Your task
Scan the data beneath this task and copy each line that includes "JSON".

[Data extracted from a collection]
--- START ---

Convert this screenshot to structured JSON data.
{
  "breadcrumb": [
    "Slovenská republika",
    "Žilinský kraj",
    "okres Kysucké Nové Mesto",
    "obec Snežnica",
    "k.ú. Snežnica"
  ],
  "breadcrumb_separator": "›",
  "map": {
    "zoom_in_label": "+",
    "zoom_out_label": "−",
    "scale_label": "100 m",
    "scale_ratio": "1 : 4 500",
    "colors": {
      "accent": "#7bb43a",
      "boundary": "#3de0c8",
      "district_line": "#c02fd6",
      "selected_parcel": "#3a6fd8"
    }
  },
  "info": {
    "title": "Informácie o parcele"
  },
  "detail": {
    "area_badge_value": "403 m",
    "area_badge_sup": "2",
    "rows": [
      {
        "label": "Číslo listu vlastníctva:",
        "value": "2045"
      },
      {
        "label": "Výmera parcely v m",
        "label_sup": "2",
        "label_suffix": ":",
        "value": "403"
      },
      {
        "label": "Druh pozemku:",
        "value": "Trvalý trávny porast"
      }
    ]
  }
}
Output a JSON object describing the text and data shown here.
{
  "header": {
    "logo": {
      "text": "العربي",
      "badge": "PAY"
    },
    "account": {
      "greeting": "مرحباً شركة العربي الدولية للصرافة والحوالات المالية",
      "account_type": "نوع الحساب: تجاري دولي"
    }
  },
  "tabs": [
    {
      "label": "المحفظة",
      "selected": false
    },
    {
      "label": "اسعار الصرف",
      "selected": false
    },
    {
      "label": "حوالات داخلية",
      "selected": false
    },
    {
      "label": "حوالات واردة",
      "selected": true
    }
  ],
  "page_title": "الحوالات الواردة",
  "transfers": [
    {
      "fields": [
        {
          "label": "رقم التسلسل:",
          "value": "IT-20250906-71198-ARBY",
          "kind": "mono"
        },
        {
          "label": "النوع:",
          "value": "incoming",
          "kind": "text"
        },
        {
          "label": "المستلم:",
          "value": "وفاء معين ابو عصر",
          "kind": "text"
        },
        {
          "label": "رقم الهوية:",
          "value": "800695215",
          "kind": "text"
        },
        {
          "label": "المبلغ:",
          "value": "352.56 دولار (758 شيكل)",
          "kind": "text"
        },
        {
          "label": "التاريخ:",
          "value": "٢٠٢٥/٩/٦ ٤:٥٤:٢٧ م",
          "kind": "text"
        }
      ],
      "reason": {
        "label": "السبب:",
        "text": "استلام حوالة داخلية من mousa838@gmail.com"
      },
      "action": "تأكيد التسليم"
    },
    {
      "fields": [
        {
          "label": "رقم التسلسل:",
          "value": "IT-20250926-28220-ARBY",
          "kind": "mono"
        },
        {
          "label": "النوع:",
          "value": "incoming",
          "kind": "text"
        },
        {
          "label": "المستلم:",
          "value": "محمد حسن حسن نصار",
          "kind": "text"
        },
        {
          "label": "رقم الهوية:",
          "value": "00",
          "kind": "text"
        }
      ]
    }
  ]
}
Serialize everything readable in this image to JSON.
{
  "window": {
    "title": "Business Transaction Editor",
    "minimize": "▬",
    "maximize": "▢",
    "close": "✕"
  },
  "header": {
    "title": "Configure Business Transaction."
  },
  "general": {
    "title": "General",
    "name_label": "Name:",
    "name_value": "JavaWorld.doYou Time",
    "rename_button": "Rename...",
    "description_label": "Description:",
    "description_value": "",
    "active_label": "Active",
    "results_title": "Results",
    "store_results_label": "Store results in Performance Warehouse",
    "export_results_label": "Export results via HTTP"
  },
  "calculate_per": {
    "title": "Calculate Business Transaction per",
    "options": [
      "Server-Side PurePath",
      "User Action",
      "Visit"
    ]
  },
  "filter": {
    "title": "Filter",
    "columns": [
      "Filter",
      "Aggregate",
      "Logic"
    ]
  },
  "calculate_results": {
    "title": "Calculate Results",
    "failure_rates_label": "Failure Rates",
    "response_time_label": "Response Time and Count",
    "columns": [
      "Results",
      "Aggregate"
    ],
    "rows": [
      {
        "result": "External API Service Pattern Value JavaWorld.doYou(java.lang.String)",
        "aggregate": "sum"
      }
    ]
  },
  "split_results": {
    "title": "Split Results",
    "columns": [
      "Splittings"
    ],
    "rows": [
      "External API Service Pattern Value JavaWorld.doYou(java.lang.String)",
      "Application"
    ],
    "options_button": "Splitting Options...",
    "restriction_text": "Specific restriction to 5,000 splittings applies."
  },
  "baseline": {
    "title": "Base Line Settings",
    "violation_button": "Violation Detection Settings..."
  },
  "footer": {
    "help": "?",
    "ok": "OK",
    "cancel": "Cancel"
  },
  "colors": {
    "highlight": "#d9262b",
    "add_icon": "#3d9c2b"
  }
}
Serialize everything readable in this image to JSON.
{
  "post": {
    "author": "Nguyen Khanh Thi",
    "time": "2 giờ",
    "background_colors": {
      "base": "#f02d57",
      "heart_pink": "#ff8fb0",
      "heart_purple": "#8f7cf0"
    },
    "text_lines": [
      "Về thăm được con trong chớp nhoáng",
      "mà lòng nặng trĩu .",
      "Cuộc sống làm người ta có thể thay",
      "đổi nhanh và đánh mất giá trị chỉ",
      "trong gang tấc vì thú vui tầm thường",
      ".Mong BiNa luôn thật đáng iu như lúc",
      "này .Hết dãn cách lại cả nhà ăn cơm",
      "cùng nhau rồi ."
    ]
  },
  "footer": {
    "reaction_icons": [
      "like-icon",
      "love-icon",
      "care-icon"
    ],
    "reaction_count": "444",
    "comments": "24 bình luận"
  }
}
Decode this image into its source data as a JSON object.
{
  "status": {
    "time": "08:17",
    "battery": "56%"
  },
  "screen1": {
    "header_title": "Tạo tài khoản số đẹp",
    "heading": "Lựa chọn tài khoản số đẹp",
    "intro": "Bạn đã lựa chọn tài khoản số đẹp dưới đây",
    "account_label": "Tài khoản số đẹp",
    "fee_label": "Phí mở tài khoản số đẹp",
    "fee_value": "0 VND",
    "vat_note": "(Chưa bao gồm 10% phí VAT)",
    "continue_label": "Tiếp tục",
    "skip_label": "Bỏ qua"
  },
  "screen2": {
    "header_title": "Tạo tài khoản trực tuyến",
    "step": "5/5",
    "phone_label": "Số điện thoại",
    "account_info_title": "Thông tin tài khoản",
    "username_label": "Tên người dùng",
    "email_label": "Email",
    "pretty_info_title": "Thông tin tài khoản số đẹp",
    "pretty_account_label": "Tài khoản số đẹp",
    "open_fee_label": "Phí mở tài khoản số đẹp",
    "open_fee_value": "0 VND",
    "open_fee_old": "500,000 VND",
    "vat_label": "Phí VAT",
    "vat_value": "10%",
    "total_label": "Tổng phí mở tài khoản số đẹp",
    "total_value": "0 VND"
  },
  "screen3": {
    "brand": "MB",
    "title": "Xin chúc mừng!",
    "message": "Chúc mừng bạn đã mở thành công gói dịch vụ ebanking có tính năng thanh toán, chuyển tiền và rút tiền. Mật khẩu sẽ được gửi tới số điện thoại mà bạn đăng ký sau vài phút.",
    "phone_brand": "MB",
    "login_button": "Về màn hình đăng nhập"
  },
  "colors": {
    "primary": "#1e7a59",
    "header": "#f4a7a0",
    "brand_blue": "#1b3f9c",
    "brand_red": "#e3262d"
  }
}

--- END ---

The solution
Convert this screenshot to structured JSON data.
Output a JSON object describing the text and data shown here.
Serialize everything readable in this image to JSON.
Serialize everything readable in this image to JSON.
Decode this image into its source data as a JSON object.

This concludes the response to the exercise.